Reproduce the listing below line for line, with every character unchanged.

┏━━

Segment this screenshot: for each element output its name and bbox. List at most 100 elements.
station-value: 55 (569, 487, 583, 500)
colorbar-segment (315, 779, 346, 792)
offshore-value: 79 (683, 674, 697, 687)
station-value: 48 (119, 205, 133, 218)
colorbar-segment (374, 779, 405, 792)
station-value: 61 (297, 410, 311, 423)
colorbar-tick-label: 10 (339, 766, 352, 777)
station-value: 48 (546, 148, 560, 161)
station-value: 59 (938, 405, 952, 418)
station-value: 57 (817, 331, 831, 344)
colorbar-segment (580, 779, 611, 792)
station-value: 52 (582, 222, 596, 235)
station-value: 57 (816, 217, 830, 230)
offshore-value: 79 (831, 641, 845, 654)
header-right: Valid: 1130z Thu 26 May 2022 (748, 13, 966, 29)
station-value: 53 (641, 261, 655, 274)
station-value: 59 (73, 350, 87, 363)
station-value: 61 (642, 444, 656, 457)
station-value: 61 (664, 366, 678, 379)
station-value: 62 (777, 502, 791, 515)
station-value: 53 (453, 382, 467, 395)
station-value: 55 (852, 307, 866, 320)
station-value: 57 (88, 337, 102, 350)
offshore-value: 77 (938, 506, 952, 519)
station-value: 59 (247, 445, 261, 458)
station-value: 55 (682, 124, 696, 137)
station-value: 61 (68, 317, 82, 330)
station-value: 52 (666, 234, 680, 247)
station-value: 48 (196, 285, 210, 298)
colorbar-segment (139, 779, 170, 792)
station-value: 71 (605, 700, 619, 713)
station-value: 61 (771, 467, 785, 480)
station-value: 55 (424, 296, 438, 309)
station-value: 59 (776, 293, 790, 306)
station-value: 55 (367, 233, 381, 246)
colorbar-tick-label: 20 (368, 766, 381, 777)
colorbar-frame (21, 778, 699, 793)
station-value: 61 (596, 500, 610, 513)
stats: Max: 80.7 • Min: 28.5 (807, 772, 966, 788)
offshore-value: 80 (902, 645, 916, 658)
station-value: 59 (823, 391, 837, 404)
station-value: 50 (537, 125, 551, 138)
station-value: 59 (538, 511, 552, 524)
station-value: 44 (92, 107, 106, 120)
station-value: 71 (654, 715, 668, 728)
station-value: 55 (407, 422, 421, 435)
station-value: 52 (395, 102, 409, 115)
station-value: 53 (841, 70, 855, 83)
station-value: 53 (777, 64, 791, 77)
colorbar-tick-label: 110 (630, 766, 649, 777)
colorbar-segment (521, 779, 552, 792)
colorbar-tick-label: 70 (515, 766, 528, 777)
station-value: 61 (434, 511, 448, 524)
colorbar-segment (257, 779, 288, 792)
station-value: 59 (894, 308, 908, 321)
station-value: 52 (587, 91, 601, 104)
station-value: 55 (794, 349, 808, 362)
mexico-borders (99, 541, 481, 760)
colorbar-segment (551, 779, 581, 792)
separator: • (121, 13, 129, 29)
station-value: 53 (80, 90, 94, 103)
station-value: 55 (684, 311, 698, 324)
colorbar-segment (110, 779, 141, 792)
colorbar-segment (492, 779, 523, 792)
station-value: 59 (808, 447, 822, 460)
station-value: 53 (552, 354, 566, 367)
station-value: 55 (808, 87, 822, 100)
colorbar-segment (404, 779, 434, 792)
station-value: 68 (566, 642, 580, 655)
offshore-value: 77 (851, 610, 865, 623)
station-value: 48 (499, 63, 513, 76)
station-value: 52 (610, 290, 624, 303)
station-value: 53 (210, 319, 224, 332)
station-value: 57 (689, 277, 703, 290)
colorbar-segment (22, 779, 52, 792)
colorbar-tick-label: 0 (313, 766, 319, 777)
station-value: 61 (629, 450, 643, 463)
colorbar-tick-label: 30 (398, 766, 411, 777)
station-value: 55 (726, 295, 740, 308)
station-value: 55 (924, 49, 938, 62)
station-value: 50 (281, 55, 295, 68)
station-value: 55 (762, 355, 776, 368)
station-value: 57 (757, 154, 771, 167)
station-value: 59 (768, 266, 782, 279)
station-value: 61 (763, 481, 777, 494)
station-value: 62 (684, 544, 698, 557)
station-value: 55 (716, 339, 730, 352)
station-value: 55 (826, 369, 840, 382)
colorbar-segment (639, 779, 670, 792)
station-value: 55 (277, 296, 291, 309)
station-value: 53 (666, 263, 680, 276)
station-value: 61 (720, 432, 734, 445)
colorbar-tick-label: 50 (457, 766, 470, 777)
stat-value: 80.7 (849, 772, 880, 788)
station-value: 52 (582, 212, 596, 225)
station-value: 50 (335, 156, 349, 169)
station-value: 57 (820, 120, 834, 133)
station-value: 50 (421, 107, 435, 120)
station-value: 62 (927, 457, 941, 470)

┗━━

## Solution to this problem
Segment this screenshot: for each element output its name and bbox. List at most 100 elements.
station-value: 55 (569, 487, 583, 500)
colorbar-segment (315, 779, 346, 792)
offshore-value: 79 (683, 674, 697, 687)
station-value: 48 (119, 205, 133, 218)
colorbar-segment (374, 779, 405, 792)
station-value: 61 (297, 410, 311, 423)
colorbar-tick-label: 10 (339, 766, 352, 777)
station-value: 48 (546, 148, 560, 161)
station-value: 59 (938, 405, 952, 418)
station-value: 57 (817, 331, 831, 344)
colorbar-segment (580, 779, 611, 792)
station-value: 52 (582, 222, 596, 235)
station-value: 57 (816, 217, 830, 230)
offshore-value: 79 (831, 641, 845, 654)
header-right: Valid: 1130z Thu 26 May 2022 (748, 13, 966, 29)
station-value: 53 (641, 261, 655, 274)
station-value: 59 (73, 350, 87, 363)
station-value: 61 (642, 444, 656, 457)
station-value: 61 (664, 366, 678, 379)
station-value: 62 (777, 502, 791, 515)
station-value: 53 (453, 382, 467, 395)
station-value: 55 (852, 307, 866, 320)
station-value: 57 (88, 337, 102, 350)
offshore-value: 77 (938, 506, 952, 519)
station-value: 59 (247, 445, 261, 458)
station-value: 55 (682, 124, 696, 137)
station-value: 61 (68, 317, 82, 330)
station-value: 52 (666, 234, 680, 247)
station-value: 48 (196, 285, 210, 298)
colorbar-segment (139, 779, 170, 792)
station-value: 71 (605, 700, 619, 713)
station-value: 61 (771, 467, 785, 480)
station-value: 55 (424, 296, 438, 309)
station-value: 59 (776, 293, 790, 306)
station-value: 55 (367, 233, 381, 246)
colorbar-tick-label: 20 (368, 766, 381, 777)
colorbar-frame (21, 778, 699, 793)
station-value: 61 (596, 500, 610, 513)
stats: Max: 80.7 • Min: 28.5 (807, 772, 966, 788)
offshore-value: 80 (902, 645, 916, 658)
station-value: 59 (823, 391, 837, 404)
station-value: 50 (537, 125, 551, 138)
station-value: 59 (538, 511, 552, 524)
station-value: 44 (92, 107, 106, 120)
station-value: 71 (654, 715, 668, 728)
station-value: 55 (407, 422, 421, 435)
station-value: 52 (395, 102, 409, 115)
station-value: 53 (841, 70, 855, 83)
station-value: 53 (777, 64, 791, 77)
colorbar-tick-label: 110 (630, 766, 649, 777)
colorbar-segment (521, 779, 552, 792)
colorbar-tick-label: 70 (515, 766, 528, 777)
station-value: 61 (434, 511, 448, 524)
colorbar-segment (257, 779, 288, 792)
station-value: 59 (894, 308, 908, 321)
station-value: 52 (587, 91, 601, 104)
station-value: 55 (794, 349, 808, 362)
mexico-borders (99, 541, 481, 760)
colorbar-segment (551, 779, 581, 792)
separator: • (121, 13, 129, 29)
station-value: 53 (80, 90, 94, 103)
station-value: 55 (684, 311, 698, 324)
colorbar-segment (110, 779, 141, 792)
colorbar-segment (492, 779, 523, 792)
station-value: 59 (808, 447, 822, 460)
station-value: 53 (552, 354, 566, 367)
station-value: 55 (808, 87, 822, 100)
colorbar-segment (404, 779, 434, 792)
station-value: 68 (566, 642, 580, 655)
offshore-value: 77 (851, 610, 865, 623)
station-value: 48 (499, 63, 513, 76)
station-value: 52 (610, 290, 624, 303)
station-value: 53 (210, 319, 224, 332)
station-value: 57 (689, 277, 703, 290)
colorbar-segment (22, 779, 52, 792)
colorbar-tick-label: 0 (313, 766, 319, 777)
station-value: 61 (629, 450, 643, 463)
colorbar-tick-label: 30 (398, 766, 411, 777)
station-value: 55 (726, 295, 740, 308)
station-value: 55 (924, 49, 938, 62)
station-value: 50 (281, 55, 295, 68)
station-value: 55 (762, 355, 776, 368)
station-value: 57 (757, 154, 771, 167)
station-value: 59 (768, 266, 782, 279)
station-value: 61 (763, 481, 777, 494)
station-value: 62 (684, 544, 698, 557)
station-value: 55 (716, 339, 730, 352)
station-value: 55 (826, 369, 840, 382)
colorbar-segment (639, 779, 670, 792)
station-value: 55 (277, 296, 291, 309)
station-value: 53 (666, 263, 680, 276)
station-value: 61 (720, 432, 734, 445)
colorbar-tick-label: 50 (457, 766, 470, 777)
stat-value: 80.7 (849, 772, 880, 788)
station-value: 52 (582, 212, 596, 225)
station-value: 50 (335, 156, 349, 169)
station-value: 57 (820, 120, 834, 133)
station-value: 50 (421, 107, 435, 120)
station-value: 62 (927, 457, 941, 470)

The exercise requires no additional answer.